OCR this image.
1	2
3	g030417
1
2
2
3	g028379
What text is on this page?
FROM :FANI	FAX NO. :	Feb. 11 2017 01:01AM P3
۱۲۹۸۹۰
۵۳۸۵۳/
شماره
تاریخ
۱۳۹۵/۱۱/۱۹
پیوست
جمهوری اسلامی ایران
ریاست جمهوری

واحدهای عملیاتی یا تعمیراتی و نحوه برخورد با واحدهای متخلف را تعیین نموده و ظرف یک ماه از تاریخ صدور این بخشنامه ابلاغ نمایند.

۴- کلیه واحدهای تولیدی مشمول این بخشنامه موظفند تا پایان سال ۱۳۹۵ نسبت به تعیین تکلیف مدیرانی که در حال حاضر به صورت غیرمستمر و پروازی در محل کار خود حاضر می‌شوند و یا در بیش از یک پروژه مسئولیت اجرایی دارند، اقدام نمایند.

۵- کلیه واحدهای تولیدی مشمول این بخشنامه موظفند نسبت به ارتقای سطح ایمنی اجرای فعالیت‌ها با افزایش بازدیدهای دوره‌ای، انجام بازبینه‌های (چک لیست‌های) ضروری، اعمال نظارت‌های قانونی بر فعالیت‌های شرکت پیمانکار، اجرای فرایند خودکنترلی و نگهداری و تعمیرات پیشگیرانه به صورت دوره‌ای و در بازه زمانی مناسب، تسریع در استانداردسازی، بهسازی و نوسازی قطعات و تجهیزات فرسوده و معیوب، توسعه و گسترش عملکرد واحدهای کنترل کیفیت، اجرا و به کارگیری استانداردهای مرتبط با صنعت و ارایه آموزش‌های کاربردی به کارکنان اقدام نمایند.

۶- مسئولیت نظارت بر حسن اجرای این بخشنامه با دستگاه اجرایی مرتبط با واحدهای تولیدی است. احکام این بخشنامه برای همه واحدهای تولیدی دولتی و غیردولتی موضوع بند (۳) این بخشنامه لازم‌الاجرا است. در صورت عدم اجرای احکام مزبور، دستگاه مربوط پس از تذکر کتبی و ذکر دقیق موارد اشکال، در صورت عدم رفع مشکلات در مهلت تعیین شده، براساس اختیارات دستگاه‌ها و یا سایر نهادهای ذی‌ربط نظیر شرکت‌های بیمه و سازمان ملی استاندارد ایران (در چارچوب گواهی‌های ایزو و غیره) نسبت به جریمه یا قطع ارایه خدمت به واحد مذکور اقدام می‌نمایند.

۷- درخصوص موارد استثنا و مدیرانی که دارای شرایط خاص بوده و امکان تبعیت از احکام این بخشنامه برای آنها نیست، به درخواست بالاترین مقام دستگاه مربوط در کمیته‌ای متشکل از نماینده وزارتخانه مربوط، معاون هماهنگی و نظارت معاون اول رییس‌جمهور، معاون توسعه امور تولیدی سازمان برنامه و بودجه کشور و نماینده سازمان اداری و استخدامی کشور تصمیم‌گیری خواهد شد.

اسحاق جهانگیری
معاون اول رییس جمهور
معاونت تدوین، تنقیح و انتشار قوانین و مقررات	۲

..............................

EXERCISE REQUIREMENTS: Send back every record, precisely as written.

WRITTEN RESPONSE:
OCR this image.
1	2
3	g030417
1
2
2
3	g028379
What text is on this page?
FROM :FANI	FAX NO. :	Feb. 11 2017 01:01AM P3
۱۲۹۸۹۰
۵۳۸۵۳/
شماره
تاریخ
۱۳۹۵/۱۱/۱۹
پیوست
جمهوری اسلامی ایران
ریاست جمهوری

واحدهای عملیاتی یا تعمیراتی و نحوه برخورد با واحدهای متخلف را تعیین نموده و ظرف یک ماه از تاریخ صدور این بخشنامه ابلاغ نمایند.

۴- کلیه واحدهای تولیدی مشمول این بخشنامه موظفند تا پایان سال ۱۳۹۵ نسبت به تعیین تکلیف مدیرانی که در حال حاضر به صورت غیرمستمر و پروازی در محل کار خود حاضر می‌شوند و یا در بیش از یک پروژه مسئولیت اجرایی دارند، اقدام نمایند.

۵- کلیه واحدهای تولیدی مشمول این بخشنامه موظفند نسبت به ارتقای سطح ایمنی اجرای فعالیت‌ها با افزایش بازدیدهای دوره‌ای، انجام بازبینه‌های (چک لیست‌های) ضروری، اعمال نظارت‌های قانونی بر فعالیت‌های شرکت پیمانکار، اجرای فرایند خودکنترلی و نگهداری و تعمیرات پیشگیرانه به صورت دوره‌ای و در بازه زمانی مناسب، تسریع در استانداردسازی، بهسازی و نوسازی قطعات و تجهیزات فرسوده و معیوب، توسعه و گسترش عملکرد واحدهای کنترل کیفیت، اجرا و به کارگیری استانداردهای مرتبط با صنعت و ارایه آموزش‌های کاربردی به کارکنان اقدام نمایند.

۶- مسئولیت نظارت بر حسن اجرای این بخشنامه با دستگاه اجرایی مرتبط با واحدهای تولیدی است. احکام این بخشنامه برای همه واحدهای تولیدی دولتی و غیردولتی موضوع بند (۳) این بخشنامه لازم‌الاجرا است. در صورت عدم اجرای احکام مزبور، دستگاه مربوط پس از تذکر کتبی و ذکر دقیق موارد اشکال، در صورت عدم رفع مشکلات در مهلت تعیین شده، براساس اختیارات دستگاه‌ها و یا سایر نهادهای ذی‌ربط نظیر شرکت‌های بیمه و سازمان ملی استاندارد ایران (در چارچوب گواهی‌های ایزو و غیره) نسبت به جریمه یا قطع ارایه خدمت به واحد مذکور اقدام می‌نمایند.

۷- درخصوص موارد استثنا و مدیرانی که دارای شرایط خاص بوده و امکان تبعیت از احکام این بخشنامه برای آنها نیست، به درخواست بالاترین مقام دستگاه مربوط در کمیته‌ای متشکل از نماینده وزارتخانه مربوط، معاون هماهنگی و نظارت معاون اول رییس‌جمهور، معاون توسعه امور تولیدی سازمان برنامه و بودجه کشور و نماینده سازمان اداری و استخدامی کشور تصمیم‌گیری خواهد شد.

اسحاق جهانگیری
معاون اول رییس جمهور
معاونت تدوین، تنقیح و انتشار قوانین و مقررات	۲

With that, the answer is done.